** start of Stored data **

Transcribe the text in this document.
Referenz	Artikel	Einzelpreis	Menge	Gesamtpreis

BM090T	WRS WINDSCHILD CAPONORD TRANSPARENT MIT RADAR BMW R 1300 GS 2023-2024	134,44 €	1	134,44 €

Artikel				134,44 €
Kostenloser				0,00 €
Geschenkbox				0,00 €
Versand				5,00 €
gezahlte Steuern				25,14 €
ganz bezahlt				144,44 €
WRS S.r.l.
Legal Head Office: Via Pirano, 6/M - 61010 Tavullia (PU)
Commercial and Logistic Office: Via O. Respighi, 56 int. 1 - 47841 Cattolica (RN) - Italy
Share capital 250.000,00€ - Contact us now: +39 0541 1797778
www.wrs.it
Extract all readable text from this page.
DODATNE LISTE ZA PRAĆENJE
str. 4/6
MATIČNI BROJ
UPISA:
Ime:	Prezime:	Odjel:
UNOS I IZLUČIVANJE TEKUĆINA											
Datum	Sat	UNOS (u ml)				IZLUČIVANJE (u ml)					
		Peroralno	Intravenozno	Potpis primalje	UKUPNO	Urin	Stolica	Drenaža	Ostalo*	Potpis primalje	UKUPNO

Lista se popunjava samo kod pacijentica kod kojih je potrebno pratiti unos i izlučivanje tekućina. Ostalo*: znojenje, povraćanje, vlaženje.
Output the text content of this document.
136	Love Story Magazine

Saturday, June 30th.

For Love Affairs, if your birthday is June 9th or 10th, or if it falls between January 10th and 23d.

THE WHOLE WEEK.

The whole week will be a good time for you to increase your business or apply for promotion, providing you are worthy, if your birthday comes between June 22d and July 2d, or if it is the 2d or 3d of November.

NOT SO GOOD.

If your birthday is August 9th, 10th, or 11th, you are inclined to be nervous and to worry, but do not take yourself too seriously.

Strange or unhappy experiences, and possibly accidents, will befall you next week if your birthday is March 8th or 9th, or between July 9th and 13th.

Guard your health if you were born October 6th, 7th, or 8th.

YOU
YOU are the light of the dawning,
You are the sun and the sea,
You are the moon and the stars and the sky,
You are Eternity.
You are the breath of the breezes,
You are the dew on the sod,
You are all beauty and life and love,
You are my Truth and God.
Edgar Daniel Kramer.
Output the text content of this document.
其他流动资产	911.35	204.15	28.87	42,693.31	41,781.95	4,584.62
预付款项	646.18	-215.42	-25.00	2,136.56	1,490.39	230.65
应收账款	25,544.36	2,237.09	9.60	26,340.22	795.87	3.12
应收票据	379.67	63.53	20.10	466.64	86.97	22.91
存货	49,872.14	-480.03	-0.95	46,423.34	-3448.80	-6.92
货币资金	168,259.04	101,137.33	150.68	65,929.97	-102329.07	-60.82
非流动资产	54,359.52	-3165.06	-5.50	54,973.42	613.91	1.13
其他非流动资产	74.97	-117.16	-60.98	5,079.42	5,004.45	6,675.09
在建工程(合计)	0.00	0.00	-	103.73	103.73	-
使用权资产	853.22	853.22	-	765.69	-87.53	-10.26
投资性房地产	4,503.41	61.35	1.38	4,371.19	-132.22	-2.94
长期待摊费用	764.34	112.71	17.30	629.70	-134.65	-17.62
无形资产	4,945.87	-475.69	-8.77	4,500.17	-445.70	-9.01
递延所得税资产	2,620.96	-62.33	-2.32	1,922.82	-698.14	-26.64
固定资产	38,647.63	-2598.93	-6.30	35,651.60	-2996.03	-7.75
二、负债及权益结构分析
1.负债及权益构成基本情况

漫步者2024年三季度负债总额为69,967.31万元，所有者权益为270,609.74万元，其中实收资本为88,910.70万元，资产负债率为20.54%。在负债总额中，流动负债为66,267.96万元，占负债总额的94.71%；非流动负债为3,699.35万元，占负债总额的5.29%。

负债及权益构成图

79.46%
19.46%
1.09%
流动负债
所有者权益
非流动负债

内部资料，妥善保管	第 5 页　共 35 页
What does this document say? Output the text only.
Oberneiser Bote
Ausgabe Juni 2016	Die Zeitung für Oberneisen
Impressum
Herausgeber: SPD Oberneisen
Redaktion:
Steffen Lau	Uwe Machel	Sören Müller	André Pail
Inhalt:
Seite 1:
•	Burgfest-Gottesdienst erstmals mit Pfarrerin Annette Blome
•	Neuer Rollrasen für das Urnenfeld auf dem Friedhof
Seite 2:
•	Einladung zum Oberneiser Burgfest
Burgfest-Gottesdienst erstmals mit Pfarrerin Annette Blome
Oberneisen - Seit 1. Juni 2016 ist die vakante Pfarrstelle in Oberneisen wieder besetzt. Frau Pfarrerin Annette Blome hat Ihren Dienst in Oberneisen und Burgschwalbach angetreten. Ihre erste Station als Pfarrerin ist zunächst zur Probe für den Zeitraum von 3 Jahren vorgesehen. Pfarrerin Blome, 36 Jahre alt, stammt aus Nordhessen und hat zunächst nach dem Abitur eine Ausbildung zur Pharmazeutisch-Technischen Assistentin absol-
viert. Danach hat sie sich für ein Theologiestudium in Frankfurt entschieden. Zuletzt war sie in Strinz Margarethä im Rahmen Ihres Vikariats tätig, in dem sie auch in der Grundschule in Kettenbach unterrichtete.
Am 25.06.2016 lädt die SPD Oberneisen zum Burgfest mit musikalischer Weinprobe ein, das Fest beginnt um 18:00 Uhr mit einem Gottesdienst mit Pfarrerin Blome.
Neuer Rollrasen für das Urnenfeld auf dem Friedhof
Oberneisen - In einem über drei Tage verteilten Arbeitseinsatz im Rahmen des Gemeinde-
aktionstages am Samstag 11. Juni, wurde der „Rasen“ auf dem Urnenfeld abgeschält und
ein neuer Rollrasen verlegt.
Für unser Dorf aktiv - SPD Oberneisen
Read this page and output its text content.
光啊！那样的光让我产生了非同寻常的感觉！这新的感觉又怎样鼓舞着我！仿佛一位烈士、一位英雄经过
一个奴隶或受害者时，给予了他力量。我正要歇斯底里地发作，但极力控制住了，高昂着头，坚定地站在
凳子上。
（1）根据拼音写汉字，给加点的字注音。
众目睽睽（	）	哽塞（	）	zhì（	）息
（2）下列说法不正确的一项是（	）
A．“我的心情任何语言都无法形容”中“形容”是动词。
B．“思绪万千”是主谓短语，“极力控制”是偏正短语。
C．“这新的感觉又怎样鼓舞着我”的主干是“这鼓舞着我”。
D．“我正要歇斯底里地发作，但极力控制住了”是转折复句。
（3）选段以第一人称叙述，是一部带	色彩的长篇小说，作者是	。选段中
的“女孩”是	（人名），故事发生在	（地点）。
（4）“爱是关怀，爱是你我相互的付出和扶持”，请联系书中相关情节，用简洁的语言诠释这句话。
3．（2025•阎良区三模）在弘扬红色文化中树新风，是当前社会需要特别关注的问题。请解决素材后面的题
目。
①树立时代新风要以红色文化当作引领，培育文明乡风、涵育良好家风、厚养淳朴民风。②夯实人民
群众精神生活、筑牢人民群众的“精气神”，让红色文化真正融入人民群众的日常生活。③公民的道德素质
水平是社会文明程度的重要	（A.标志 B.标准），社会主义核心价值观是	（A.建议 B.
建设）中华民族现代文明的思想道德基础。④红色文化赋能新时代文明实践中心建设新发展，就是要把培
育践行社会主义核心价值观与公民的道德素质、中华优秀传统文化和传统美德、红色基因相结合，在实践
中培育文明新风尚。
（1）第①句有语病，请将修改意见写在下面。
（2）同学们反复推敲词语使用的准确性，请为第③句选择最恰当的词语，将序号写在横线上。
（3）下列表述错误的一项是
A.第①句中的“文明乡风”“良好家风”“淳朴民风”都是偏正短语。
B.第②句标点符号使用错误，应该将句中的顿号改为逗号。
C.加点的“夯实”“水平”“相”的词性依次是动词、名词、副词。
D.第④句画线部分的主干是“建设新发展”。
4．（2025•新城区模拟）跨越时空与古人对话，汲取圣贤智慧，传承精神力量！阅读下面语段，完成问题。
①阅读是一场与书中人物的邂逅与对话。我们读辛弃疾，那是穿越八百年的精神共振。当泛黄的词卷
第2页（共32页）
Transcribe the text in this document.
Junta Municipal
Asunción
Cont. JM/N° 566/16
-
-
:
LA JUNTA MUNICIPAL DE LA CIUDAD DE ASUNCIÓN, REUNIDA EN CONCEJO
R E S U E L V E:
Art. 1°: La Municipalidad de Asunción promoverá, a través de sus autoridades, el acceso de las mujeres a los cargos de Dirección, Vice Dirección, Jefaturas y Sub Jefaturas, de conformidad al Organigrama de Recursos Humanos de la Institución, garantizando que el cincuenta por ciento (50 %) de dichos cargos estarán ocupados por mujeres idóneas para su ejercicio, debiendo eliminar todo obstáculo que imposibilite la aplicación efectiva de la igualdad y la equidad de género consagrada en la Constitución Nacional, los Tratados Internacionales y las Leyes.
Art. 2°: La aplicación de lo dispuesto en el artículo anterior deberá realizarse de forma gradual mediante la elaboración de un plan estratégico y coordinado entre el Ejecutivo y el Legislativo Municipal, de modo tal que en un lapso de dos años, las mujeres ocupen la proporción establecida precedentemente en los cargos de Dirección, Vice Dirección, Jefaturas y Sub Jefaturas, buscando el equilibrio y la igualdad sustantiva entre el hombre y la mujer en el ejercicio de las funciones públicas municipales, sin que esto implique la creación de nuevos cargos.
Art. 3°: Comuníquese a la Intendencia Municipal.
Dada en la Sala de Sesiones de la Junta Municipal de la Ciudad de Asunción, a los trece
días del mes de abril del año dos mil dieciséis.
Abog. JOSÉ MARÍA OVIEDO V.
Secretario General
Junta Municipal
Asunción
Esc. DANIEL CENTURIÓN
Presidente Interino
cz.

** end of Stored data **

» Work required
Copy all lines from the entries that contain the word "text".

» Expected answer
Transcribe the text in this document.
Extract all readable text from this page.
Output the text content of this document.
Output the text content of this document.
What does this document say? Output the text only.
Read this page and output its text content.
Transcribe the text in this document.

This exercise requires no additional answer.